Directions: Without omitting anything, return the records precisely as given.
━━ The data
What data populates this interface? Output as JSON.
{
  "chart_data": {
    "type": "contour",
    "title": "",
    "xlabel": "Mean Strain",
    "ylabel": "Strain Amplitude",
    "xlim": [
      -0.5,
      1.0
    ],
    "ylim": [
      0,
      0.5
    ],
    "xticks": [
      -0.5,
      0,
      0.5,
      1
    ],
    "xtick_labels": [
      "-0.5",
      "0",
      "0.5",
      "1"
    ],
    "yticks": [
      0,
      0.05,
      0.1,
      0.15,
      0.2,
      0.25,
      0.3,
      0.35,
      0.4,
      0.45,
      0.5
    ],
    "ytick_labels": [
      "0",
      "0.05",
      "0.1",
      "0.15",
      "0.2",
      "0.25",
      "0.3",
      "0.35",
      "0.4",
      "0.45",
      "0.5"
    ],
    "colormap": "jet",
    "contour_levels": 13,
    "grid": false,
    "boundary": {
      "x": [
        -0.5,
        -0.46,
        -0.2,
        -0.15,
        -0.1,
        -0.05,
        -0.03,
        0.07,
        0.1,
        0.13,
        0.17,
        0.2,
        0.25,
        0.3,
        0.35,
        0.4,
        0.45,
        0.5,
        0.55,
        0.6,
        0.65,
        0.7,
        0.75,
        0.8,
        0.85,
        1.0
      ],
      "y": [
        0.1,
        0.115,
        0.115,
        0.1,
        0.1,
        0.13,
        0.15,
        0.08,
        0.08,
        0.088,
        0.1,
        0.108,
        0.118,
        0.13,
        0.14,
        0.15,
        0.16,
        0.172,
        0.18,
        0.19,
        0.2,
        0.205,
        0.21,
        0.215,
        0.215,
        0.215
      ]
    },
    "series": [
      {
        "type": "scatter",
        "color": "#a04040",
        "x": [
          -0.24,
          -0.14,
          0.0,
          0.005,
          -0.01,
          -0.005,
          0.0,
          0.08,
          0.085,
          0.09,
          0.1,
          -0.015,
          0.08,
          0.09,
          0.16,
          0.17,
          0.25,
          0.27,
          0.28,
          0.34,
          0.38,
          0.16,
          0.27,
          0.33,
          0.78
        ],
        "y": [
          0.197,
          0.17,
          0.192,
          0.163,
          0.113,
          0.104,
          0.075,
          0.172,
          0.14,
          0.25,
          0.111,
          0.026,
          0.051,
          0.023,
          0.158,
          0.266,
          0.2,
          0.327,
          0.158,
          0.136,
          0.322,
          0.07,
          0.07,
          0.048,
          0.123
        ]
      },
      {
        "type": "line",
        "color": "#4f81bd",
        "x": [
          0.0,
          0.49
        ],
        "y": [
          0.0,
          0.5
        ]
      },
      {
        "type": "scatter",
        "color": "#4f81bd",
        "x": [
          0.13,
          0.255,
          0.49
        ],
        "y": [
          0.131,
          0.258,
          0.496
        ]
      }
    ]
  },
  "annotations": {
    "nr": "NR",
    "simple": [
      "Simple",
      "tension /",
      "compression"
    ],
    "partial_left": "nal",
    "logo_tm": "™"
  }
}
━━━━
Solution to this task:
What data populates this interface? Output as JSON.
{
  "chart_data": {
    "type": "contour",
    "title": "",
    "xlabel": "Mean Strain",
    "ylabel": "Strain Amplitude",
    "xlim": [
      -0.5,
      1.0
    ],
    "ylim": [
      0,
      0.5
    ],
    "xticks": [
      -0.5,
      0,
      0.5,
      1
    ],
    "xtick_labels": [
      "-0.5",
      "0",
      "0.5",
      "1"
    ],
    "yticks": [
      0,
      0.05,
      0.1,
      0.15,
      0.2,
      0.25,
      0.3,
      0.35,
      0.4,
      0.45,
      0.5
    ],
    "ytick_labels": [
      "0",
      "0.05",
      "0.1",
      "0.15",
      "0.2",
      "0.25",
      "0.3",
      "0.35",
      "0.4",
      "0.45",
      "0.5"
    ],
    "colormap": "jet",
    "contour_levels": 13,
    "grid": false,
    "boundary": {
      "x": [
        -0.5,
        -0.46,
        -0.2,
        -0.15,
        -0.1,
        -0.05,
        -0.03,
        0.07,
        0.1,
        0.13,
        0.17,
        0.2,
        0.25,
        0.3,
        0.35,
        0.4,
        0.45,
        0.5,
        0.55,
        0.6,
        0.65,
        0.7,
        0.75,
        0.8,
        0.85,
        1.0
      ],
      "y": [
        0.1,
        0.115,
        0.115,
        0.1,
        0.1,
        0.13,
        0.15,
        0.08,
        0.08,
        0.088,
        0.1,
        0.108,
        0.118,
        0.13,
        0.14,
        0.15,
        0.16,
        0.172,
        0.18,
        0.19,
        0.2,
        0.205,
        0.21,
        0.215,
        0.215,
        0.215
      ]
    },
    "series": [
      {
        "type": "scatter",
        "color": "#a04040",
        "x": [
          -0.24,
          -0.14,
          0.0,
          0.005,
          -0.01,
          -0.005,
          0.0,
          0.08,
          0.085,
          0.09,
          0.1,
          -0.015,
          0.08,
          0.09,
          0.16,
          0.17,
          0.25,
          0.27,
          0.28,
          0.34,
          0.38,
          0.16,
          0.27,
          0.33,
          0.78
        ],
        "y": [
          0.197,
          0.17,
          0.192,
          0.163,
          0.113,
          0.104,
          0.075,
          0.172,
          0.14,
          0.25,
          0.111,
          0.026,
          0.051,
          0.023,
          0.158,
          0.266,
          0.2,
          0.327,
          0.158,
          0.136,
          0.322,
          0.07,
          0.07,
          0.048,
          0.123
        ]
      },
      {
        "type": "line",
        "color": "#4f81bd",
        "x": [
          0.0,
          0.49
        ],
        "y": [
          0.0,
          0.5
        ]
      },
      {
        "type": "scatter",
        "color": "#4f81bd",
        "x": [
          0.13,
          0.255,
          0.49
        ],
        "y": [
          0.131,
          0.258,
          0.496
        ]
      }
    ]
  },
  "annotations": {
    "nr": "NR",
    "simple": [
      "Simple",
      "tension /",
      "compression"
    ],
    "partial_left": "nal",
    "logo_tm": "™"
  }
}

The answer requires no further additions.